> What is being asked
Starting at the beginning of the material and ending with the line that contains "99, 20, 111]", arrange those lines, both ends included, as a numbered list with blank lines omitted.

> Records for this exercise

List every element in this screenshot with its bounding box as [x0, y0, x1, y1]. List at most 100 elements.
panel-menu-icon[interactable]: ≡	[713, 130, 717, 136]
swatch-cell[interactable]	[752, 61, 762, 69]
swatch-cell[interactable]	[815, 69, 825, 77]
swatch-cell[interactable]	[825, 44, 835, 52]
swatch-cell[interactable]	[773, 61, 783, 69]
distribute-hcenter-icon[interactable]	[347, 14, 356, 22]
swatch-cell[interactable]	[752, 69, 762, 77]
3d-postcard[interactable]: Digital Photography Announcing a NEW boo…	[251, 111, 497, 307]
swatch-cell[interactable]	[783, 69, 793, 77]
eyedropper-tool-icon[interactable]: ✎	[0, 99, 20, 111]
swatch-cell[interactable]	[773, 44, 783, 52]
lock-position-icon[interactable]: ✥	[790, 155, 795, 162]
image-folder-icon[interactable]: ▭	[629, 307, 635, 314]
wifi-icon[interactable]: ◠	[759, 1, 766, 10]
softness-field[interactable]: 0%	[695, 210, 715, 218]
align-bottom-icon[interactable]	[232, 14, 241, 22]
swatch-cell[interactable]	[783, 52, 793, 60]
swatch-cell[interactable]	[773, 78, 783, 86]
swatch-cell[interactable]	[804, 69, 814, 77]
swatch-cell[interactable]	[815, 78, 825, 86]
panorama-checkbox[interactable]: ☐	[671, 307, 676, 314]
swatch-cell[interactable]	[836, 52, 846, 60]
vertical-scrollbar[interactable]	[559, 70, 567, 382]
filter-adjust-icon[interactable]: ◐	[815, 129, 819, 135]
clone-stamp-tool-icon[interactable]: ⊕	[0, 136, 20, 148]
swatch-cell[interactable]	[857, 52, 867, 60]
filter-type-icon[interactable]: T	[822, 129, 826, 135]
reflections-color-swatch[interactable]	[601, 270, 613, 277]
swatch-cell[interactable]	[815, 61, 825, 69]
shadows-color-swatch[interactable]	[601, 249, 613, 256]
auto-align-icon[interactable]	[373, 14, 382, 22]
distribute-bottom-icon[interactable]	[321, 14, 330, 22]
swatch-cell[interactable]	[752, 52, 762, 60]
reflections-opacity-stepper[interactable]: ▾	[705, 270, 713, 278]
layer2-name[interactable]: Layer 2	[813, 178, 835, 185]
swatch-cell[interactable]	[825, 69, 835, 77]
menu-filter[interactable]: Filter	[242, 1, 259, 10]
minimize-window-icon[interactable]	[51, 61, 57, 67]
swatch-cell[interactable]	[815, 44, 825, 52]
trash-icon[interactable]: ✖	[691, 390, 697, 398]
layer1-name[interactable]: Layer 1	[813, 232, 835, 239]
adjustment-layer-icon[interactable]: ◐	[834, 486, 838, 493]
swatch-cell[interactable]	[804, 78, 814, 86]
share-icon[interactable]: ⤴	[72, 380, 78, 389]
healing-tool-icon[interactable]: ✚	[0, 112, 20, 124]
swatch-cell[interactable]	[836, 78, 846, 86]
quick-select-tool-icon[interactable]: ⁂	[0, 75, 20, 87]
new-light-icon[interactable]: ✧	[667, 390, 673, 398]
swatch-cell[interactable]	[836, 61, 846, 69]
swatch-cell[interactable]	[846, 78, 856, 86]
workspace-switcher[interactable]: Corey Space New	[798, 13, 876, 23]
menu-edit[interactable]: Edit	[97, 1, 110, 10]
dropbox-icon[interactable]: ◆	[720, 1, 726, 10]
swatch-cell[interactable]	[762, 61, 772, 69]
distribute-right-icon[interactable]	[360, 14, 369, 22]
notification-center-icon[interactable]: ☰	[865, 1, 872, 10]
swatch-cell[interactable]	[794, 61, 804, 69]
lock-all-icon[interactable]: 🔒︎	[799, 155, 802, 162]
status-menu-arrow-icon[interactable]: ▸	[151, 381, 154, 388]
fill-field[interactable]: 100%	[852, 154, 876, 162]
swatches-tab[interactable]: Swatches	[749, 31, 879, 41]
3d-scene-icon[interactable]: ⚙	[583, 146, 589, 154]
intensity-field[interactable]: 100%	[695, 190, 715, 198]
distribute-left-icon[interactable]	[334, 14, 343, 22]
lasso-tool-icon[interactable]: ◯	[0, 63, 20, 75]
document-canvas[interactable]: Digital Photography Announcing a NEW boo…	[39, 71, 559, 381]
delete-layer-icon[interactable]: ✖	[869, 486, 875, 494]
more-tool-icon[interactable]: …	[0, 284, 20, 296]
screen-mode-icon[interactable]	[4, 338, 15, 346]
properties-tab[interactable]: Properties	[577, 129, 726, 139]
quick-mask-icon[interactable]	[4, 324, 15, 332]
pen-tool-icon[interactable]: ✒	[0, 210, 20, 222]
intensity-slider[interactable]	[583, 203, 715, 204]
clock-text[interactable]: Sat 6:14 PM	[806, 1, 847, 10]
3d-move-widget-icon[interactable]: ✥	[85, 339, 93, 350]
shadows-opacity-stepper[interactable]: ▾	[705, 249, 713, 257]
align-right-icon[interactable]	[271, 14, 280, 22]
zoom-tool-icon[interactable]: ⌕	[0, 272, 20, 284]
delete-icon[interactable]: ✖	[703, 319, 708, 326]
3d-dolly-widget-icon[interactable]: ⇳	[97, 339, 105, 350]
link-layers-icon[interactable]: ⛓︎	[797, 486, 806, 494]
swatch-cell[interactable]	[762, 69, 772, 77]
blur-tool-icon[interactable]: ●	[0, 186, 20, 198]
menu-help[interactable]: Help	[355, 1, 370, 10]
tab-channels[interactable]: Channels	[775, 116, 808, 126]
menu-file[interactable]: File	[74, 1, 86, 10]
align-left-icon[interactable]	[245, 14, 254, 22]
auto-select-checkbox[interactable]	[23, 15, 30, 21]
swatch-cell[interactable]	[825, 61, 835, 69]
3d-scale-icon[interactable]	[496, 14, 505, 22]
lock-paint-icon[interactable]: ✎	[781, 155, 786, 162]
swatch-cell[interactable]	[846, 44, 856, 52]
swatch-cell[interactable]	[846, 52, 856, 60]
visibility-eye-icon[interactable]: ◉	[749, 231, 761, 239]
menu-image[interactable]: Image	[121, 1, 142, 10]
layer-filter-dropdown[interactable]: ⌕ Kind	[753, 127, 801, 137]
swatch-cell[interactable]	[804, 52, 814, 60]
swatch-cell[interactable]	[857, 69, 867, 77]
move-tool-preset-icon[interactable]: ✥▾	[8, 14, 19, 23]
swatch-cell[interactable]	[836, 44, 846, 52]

> The reply
1. List every element in this screenshot with its bounding box as [x0, y0, x1, y1]. List at most 100 elements.
2. panel-menu-icon[interactable]: ≡	[713, 130, 717, 136]
3. swatch-cell[interactable]	[752, 61, 762, 69]
4. swatch-cell[interactable]	[815, 69, 825, 77]
5. swatch-cell[interactable]	[825, 44, 835, 52]
6. swatch-cell[interactable]	[773, 61, 783, 69]
7. distribute-hcenter-icon[interactable]	[347, 14, 356, 22]
8. swatch-cell[interactable]	[752, 69, 762, 77]
9. 3d-postcard[interactable]: Digital Photography Announcing a NEW boo…	[251, 111, 497, 307]
10. swatch-cell[interactable]	[783, 69, 793, 77]
11. eyedropper-tool-icon[interactable]: ✎	[0, 99, 20, 111]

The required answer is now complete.